═══ SOURCE DATA ═══

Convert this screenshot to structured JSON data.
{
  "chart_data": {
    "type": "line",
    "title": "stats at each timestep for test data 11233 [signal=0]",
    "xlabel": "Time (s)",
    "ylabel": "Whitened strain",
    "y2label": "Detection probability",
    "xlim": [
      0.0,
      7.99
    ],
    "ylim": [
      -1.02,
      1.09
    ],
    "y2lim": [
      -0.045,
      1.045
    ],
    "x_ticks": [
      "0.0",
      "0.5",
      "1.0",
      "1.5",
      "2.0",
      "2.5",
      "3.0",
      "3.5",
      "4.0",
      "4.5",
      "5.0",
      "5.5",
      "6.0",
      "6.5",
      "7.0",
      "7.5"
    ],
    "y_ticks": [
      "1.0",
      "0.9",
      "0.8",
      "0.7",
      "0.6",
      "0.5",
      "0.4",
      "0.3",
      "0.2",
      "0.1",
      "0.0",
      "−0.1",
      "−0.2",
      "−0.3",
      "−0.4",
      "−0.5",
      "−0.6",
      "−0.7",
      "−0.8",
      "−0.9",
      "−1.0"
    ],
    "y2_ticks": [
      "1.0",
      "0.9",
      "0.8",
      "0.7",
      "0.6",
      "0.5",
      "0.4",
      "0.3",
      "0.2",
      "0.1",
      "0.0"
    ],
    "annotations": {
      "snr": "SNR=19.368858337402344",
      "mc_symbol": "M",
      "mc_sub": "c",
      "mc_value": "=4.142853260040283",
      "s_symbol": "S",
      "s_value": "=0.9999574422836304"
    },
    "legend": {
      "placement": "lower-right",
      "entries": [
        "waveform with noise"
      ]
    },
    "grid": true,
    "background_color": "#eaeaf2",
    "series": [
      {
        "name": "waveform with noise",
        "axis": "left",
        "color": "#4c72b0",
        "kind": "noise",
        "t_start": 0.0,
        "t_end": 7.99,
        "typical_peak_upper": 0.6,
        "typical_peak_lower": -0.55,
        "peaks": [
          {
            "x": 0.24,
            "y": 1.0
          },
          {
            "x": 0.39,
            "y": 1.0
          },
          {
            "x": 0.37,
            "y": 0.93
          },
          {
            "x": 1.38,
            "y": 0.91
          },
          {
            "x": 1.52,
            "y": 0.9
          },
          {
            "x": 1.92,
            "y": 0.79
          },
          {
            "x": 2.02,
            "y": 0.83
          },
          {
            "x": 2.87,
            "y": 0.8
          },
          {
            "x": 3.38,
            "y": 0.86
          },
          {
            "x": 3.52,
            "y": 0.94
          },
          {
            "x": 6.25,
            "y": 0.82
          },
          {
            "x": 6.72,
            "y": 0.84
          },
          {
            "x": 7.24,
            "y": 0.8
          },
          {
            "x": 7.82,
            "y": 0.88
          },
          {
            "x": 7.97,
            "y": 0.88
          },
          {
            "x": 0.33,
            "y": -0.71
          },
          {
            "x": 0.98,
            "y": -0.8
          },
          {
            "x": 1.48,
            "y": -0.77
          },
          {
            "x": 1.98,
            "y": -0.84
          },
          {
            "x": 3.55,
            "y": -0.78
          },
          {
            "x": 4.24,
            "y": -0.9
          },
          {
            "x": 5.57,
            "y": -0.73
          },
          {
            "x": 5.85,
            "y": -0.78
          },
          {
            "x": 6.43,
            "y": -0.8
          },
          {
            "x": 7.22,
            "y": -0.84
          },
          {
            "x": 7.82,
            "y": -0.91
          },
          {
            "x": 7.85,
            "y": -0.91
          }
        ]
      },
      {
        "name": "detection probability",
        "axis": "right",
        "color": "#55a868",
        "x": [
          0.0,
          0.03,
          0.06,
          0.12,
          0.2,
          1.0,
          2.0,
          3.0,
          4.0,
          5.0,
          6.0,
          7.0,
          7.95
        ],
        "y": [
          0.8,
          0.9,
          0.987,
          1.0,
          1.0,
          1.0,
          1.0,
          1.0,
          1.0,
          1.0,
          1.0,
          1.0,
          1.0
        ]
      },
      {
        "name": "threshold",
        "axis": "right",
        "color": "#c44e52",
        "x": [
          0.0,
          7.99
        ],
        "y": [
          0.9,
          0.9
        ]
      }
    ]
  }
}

═══

> **WHAT YOU SHOULD DO**
Would you reproduce all the entries exactly?

> **CORRECT ANSWER**
Convert this screenshot to structured JSON data.
{
  "chart_data": {
    "type": "line",
    "title": "stats at each timestep for test data 11233 [signal=0]",
    "xlabel": "Time (s)",
    "ylabel": "Whitened strain",
    "y2label": "Detection probability",
    "xlim": [
      0.0,
      7.99
    ],
    "ylim": [
      -1.02,
      1.09
    ],
    "y2lim": [
      -0.045,
      1.045
    ],
    "x_ticks": [
      "0.0",
      "0.5",
      "1.0",
      "1.5",
      "2.0",
      "2.5",
      "3.0",
      "3.5",
      "4.0",
      "4.5",
      "5.0",
      "5.5",
      "6.0",
      "6.5",
      "7.0",
      "7.5"
    ],
    "y_ticks": [
      "1.0",
      "0.9",
      "0.8",
      "0.7",
      "0.6",
      "0.5",
      "0.4",
      "0.3",
      "0.2",
      "0.1",
      "0.0",
      "−0.1",
      "−0.2",
      "−0.3",
      "−0.4",
      "−0.5",
      "−0.6",
      "−0.7",
      "−0.8",
      "−0.9",
      "−1.0"
    ],
    "y2_ticks": [
      "1.0",
      "0.9",
      "0.8",
      "0.7",
      "0.6",
      "0.5",
      "0.4",
      "0.3",
      "0.2",
      "0.1",
      "0.0"
    ],
    "annotations": {
      "snr": "SNR=19.368858337402344",
      "mc_symbol": "M",
      "mc_sub": "c",
      "mc_value": "=4.142853260040283",
      "s_symbol": "S",
      "s_value": "=0.9999574422836304"
    },
    "legend": {
      "placement": "lower-right",
      "entries": [
        "waveform with noise"
      ]
    },
    "grid": true,
    "background_color": "#eaeaf2",
    "series": [
      {
        "name": "waveform with noise",
        "axis": "left",
        "color": "#4c72b0",
        "kind": "noise",
        "t_start": 0.0,
        "t_end": 7.99,
        "typical_peak_upper": 0.6,
        "typical_peak_lower": -0.55,
        "peaks": [
          {
            "x": 0.24,
            "y": 1.0
          },
          {
            "x": 0.39,
            "y": 1.0
          },
          {
            "x": 0.37,
            "y": 0.93
          },
          {
            "x": 1.38,
            "y": 0.91
          },
          {
            "x": 1.52,
            "y": 0.9
          },
          {
            "x": 1.92,
            "y": 0.79
          },
          {
            "x": 2.02,
            "y": 0.83
          },
          {
            "x": 2.87,
            "y": 0.8
          },
          {
            "x": 3.38,
            "y": 0.86
          },
          {
            "x": 3.52,
            "y": 0.94
          },
          {
            "x": 6.25,
            "y": 0.82
          },
          {
            "x": 6.72,
            "y": 0.84
          },
          {
            "x": 7.24,
            "y": 0.8
          },
          {
            "x": 7.82,
            "y": 0.88
          },
          {
            "x": 7.97,
            "y": 0.88
          },
          {
            "x": 0.33,
            "y": -0.71
          },
          {
            "x": 0.98,
            "y": -0.8
          },
          {
            "x": 1.48,
            "y": -0.77
          },
          {
            "x": 1.98,
            "y": -0.84
          },
          {
            "x": 3.55,
            "y": -0.78
          },
          {
            "x": 4.24,
            "y": -0.9
          },
          {
            "x": 5.57,
            "y": -0.73
          },
          {
            "x": 5.85,
            "y": -0.78
          },
          {
            "x": 6.43,
            "y": -0.8
          },
          {
            "x": 7.22,
            "y": -0.84
          },
          {
            "x": 7.82,
            "y": -0.91
          },
          {
            "x": 7.85,
            "y": -0.91
          }
        ]
      },
      {
        "name": "detection probability",
        "axis": "right",
        "color": "#55a868",
        "x": [
          0.0,
          0.03,
          0.06,
          0.12,
          0.2,
          1.0,
          2.0,
          3.0,
          4.0,
          5.0,
          6.0,
          7.0,
          7.95
        ],
        "y": [
          0.8,
          0.9,
          0.987,
          1.0,
          1.0,
          1.0,
          1.0,
          1.0,
          1.0,
          1.0,
          1.0,
          1.0,
          1.0
        ]
      },
      {
        "name": "threshold",
        "axis": "right",
        "color": "#c44e52",
        "x": [
          0.0,
          7.99
        ],
        "y": [
          0.9,
          0.9
        ]
      }
    ]
  }
}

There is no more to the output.